Exclude any images and output the remaining records exactly.

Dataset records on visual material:
=====

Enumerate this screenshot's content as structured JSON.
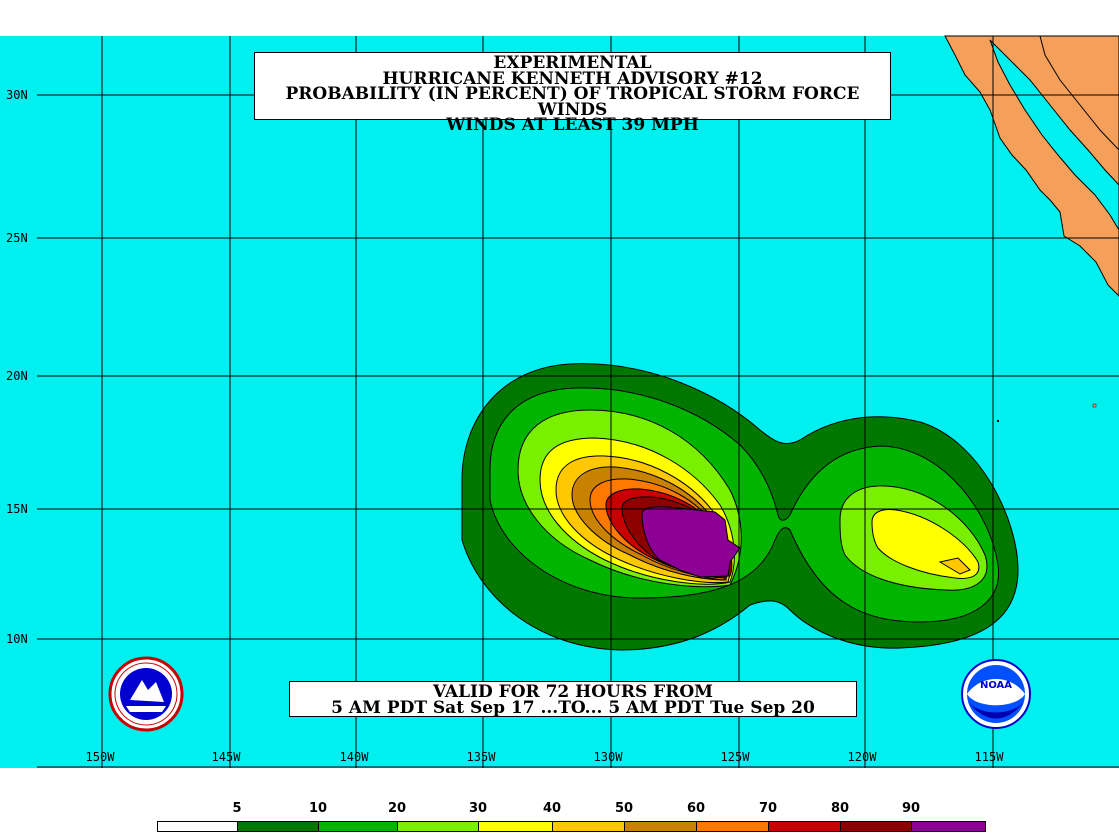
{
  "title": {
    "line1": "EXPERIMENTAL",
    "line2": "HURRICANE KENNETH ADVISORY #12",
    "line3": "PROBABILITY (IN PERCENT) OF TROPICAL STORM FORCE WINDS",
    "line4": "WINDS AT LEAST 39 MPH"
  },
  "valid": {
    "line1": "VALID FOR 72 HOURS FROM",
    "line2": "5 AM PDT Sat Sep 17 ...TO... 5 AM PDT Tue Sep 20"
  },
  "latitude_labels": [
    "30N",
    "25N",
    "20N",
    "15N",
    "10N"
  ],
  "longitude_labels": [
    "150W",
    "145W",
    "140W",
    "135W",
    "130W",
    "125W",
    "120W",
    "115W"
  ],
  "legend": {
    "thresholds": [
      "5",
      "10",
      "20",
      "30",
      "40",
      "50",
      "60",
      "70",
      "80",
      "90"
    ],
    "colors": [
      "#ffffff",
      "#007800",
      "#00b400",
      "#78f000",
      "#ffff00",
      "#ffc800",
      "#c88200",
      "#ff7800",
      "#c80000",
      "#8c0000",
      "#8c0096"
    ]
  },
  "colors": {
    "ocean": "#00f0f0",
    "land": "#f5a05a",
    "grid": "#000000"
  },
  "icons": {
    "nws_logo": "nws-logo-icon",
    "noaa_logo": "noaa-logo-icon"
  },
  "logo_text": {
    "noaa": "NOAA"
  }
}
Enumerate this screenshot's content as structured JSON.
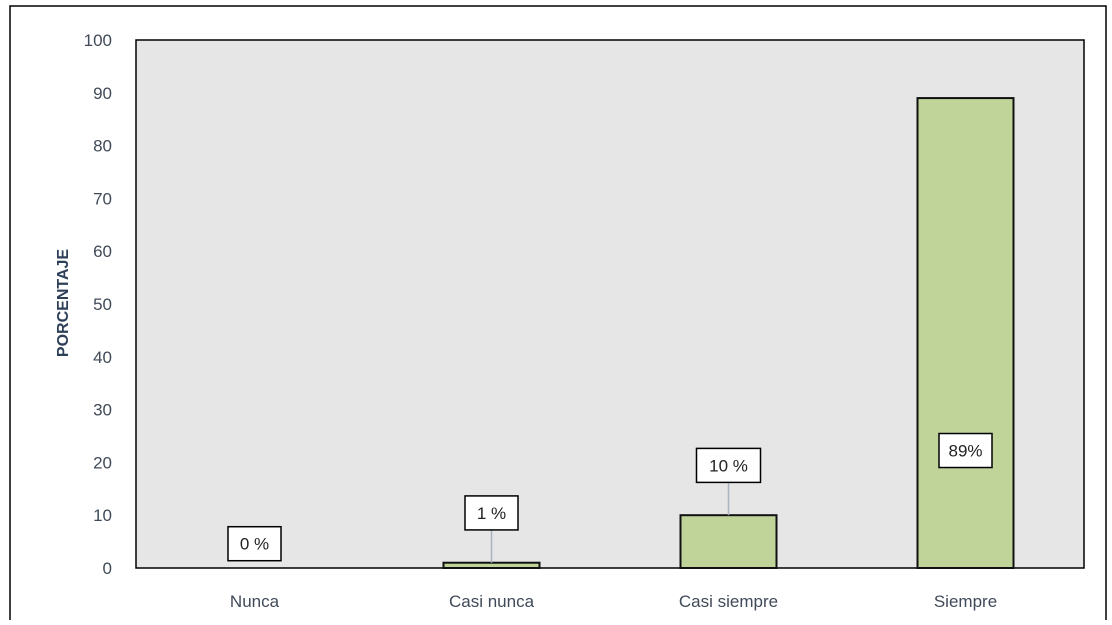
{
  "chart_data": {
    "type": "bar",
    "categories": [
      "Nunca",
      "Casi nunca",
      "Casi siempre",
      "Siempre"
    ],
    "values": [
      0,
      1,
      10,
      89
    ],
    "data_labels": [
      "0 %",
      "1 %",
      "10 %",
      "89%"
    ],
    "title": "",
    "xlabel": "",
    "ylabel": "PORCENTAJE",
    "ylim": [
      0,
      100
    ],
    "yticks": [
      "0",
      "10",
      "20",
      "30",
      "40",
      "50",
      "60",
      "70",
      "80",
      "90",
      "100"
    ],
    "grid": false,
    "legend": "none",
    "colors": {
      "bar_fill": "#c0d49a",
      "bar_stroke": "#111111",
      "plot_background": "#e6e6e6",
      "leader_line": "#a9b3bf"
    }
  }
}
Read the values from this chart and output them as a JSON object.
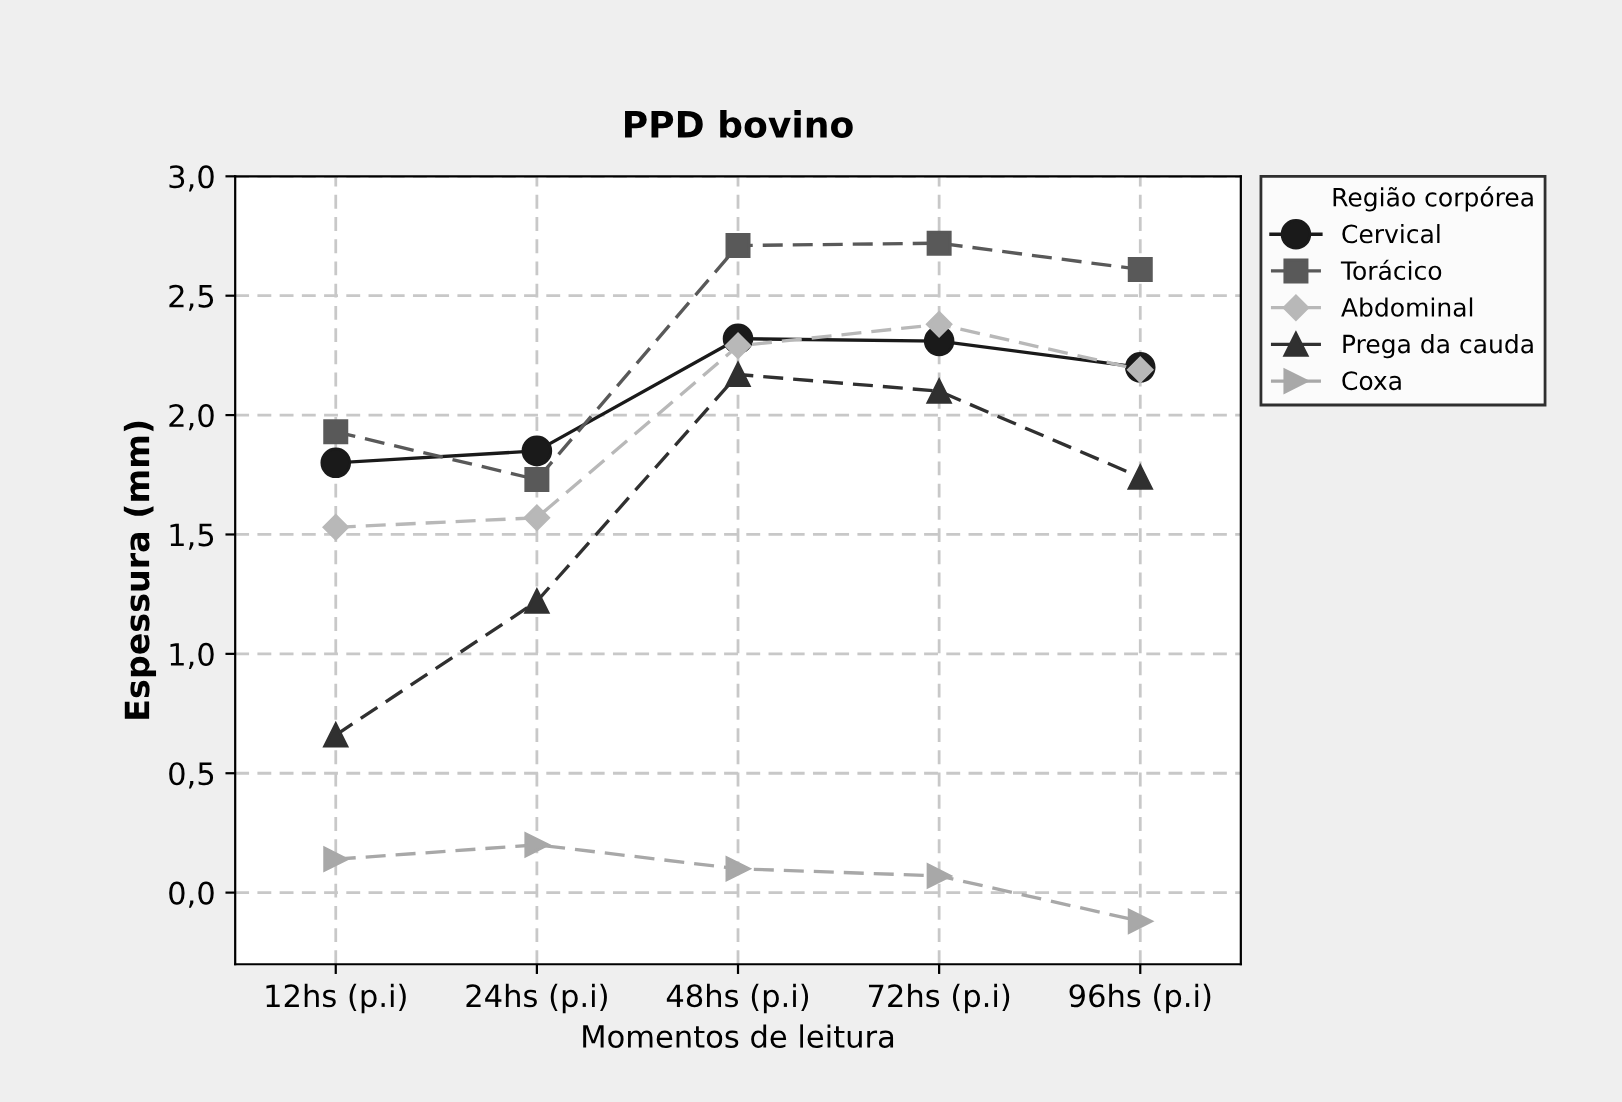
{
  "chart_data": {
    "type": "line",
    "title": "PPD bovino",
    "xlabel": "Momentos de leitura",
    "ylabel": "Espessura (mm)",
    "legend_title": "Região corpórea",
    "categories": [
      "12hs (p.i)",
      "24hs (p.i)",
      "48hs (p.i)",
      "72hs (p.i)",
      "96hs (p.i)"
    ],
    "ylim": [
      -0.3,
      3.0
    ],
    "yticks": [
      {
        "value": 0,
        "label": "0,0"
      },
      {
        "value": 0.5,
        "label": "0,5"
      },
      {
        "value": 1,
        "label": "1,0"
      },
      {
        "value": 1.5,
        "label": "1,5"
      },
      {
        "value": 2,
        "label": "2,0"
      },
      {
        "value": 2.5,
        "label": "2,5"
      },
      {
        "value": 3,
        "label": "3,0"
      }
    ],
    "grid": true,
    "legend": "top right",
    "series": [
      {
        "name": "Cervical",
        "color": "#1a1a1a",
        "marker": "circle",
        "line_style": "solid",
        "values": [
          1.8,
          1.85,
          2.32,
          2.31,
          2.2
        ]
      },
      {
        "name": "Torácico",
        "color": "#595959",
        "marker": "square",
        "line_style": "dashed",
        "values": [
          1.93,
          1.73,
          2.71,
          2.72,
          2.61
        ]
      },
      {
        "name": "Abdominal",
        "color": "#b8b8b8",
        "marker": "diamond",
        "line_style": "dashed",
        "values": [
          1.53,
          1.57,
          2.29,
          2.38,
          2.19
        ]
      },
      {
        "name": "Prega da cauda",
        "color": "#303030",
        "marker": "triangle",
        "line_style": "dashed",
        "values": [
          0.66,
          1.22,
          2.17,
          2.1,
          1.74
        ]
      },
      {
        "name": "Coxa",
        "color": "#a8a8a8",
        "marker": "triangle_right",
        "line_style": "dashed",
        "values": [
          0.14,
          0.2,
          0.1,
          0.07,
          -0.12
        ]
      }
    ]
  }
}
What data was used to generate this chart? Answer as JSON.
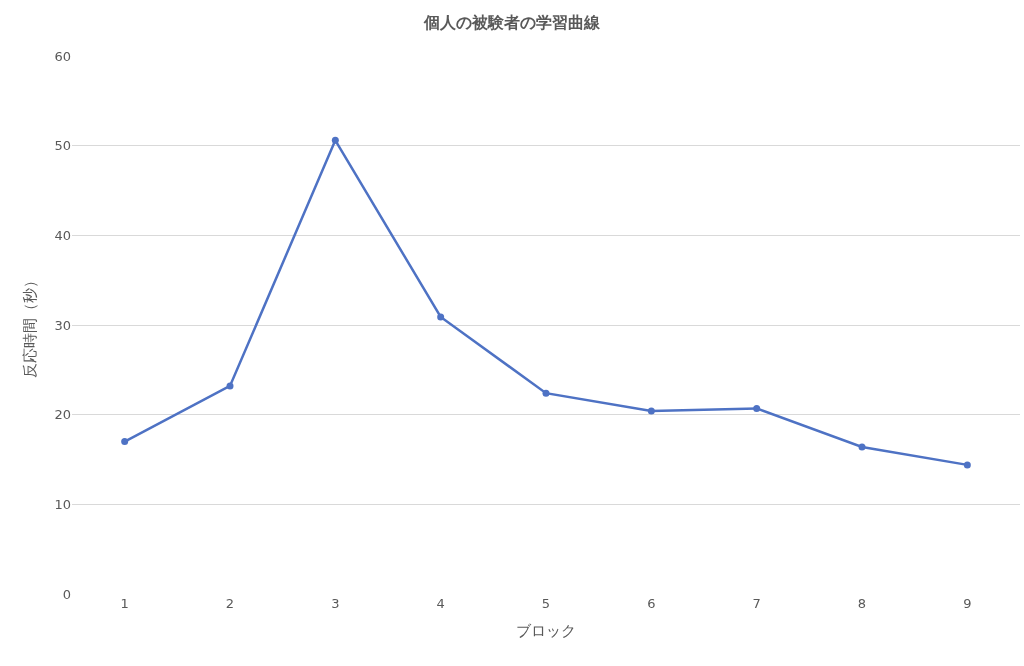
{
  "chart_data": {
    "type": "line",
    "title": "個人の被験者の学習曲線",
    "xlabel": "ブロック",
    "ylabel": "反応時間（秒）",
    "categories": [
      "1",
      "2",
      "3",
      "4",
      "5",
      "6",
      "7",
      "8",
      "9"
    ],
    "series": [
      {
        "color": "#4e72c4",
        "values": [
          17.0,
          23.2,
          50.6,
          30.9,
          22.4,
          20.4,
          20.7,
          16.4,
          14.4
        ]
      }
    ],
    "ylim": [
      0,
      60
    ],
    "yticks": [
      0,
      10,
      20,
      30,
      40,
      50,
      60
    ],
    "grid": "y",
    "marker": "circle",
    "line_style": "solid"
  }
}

=====

▶ _RESULT OF THE TASK_
Enumerate this screenshot's content as structured JSON.
{
  "title": {
    "line1": "EXPERIMENTAL",
    "line2": "HURRICANE KENNETH ADVISORY #12",
    "line3": "PROBABILITY (IN PERCENT) OF TROPICAL STORM FORCE WINDS",
    "line4": "WINDS AT LEAST 39 MPH"
  },
  "valid": {
    "line1": "VALID FOR 72 HOURS FROM",
    "line2": "5 AM PDT Sat Sep 17 ...TO... 5 AM PDT Tue Sep 20"
  },
  "latitude_labels": [
    "30N",
    "25N",
    "20N",
    "15N",
    "10N"
  ],
  "longitude_labels": [
    "150W",
    "145W",
    "140W",
    "135W",
    "130W",
    "125W",
    "120W",
    "115W"
  ],
  "legend": {
    "thresholds": [
      "5",
      "10",
      "20",
      "30",
      "40",
      "50",
      "60",
      "70",
      "80",
      "90"
    ],
    "colors": [
      "#ffffff",
      "#007800",
      "#00b400",
      "#78f000",
      "#ffff00",
      "#ffc800",
      "#c88200",
      "#ff7800",
      "#c80000",
      "#8c0000",
      "#8c0096"
    ]
  },
  "colors": {
    "ocean": "#00f0f0",
    "land": "#f5a05a",
    "grid": "#000000"
  },
  "icons": {
    "nws_logo": "nws-logo-icon",
    "noaa_logo": "noaa-logo-icon"
  },
  "logo_text": {
    "noaa": "NOAA"
  }
}
Enumerate this screenshot's content as structured JSON.
{
  "chart_data": {
    "type": "bar",
    "categories": [
      "Nunca",
      "Casi nunca",
      "Casi siempre",
      "Siempre"
    ],
    "values": [
      0,
      1,
      10,
      89
    ],
    "data_labels": [
      "0 %",
      "1 %",
      "10 %",
      "89%"
    ],
    "title": "",
    "xlabel": "",
    "ylabel": "PORCENTAJE",
    "ylim": [
      0,
      100
    ],
    "yticks": [
      "0",
      "10",
      "20",
      "30",
      "40",
      "50",
      "60",
      "70",
      "80",
      "90",
      "100"
    ],
    "grid": false,
    "legend": "none",
    "colors": {
      "bar_fill": "#c0d49a",
      "bar_stroke": "#111111",
      "plot_background": "#e6e6e6",
      "leader_line": "#a9b3bf"
    }
  }
}
Read the values from this chart and output them as a JSON object.
{
  "chart_data": {
    "type": "line",
    "title": "PPD bovino",
    "xlabel": "Momentos de leitura",
    "ylabel": "Espessura (mm)",
    "legend_title": "Região corpórea",
    "categories": [
      "12hs (p.i)",
      "24hs (p.i)",
      "48hs (p.i)",
      "72hs (p.i)",
      "96hs (p.i)"
    ],
    "ylim": [
      -0.3,
      3.0
    ],
    "yticks": [
      {
        "value": 0,
        "label": "0,0"
      },
      {
        "value": 0.5,
        "label": "0,5"
      },
      {
        "value": 1,
        "label": "1,0"
      },
      {
        "value": 1.5,
        "label": "1,5"
      },
      {
        "value": 2,
        "label": "2,0"
      },
      {
        "value": 2.5,
        "label": "2,5"
      },
      {
        "value": 3,
        "label": "3,0"
      }
    ],
    "grid": true,
    "legend": "top right",
    "series": [
      {
        "name": "Cervical",
        "color": "#1a1a1a",
        "marker": "circle",
        "line_style": "solid",
        "values": [
          1.8,
          1.85,
          2.32,
          2.31,
          2.2
        ]
      },
      {
        "name": "Torácico",
        "color": "#595959",
        "marker": "square",
        "line_style": "dashed",
        "values": [
          1.93,
          1.73,
          2.71,
          2.72,
          2.61
        ]
      },
      {
        "name": "Abdominal",
        "color": "#b8b8b8",
        "marker": "diamond",
        "line_style": "dashed",
        "values": [
          1.53,
          1.57,
          2.29,
          2.38,
          2.19
        ]
      },
      {
        "name": "Prega da cauda",
        "color": "#303030",
        "marker": "triangle",
        "line_style": "dashed",
        "values": [
          0.66,
          1.22,
          2.17,
          2.1,
          1.74
        ]
      },
      {
        "name": "Coxa",
        "color": "#a8a8a8",
        "marker": "triangle_right",
        "line_style": "dashed",
        "values": [
          0.14,
          0.2,
          0.1,
          0.07,
          -0.12
        ]
      }
    ]
  }
}
What data was used to generate this chart? Answer as JSON.
{
  "chart_data": {
    "type": "line",
    "title": "個人の被験者の学習曲線",
    "xlabel": "ブロック",
    "ylabel": "反応時間（秒）",
    "categories": [
      "1",
      "2",
      "3",
      "4",
      "5",
      "6",
      "7",
      "8",
      "9"
    ],
    "series": [
      {
        "color": "#4e72c4",
        "values": [
          17.0,
          23.2,
          50.6,
          30.9,
          22.4,
          20.4,
          20.7,
          16.4,
          14.4
        ]
      }
    ],
    "ylim": [
      0,
      60
    ],
    "yticks": [
      0,
      10,
      20,
      30,
      40,
      50,
      60
    ],
    "grid": "y",
    "marker": "circle",
    "line_style": "solid"
  }
}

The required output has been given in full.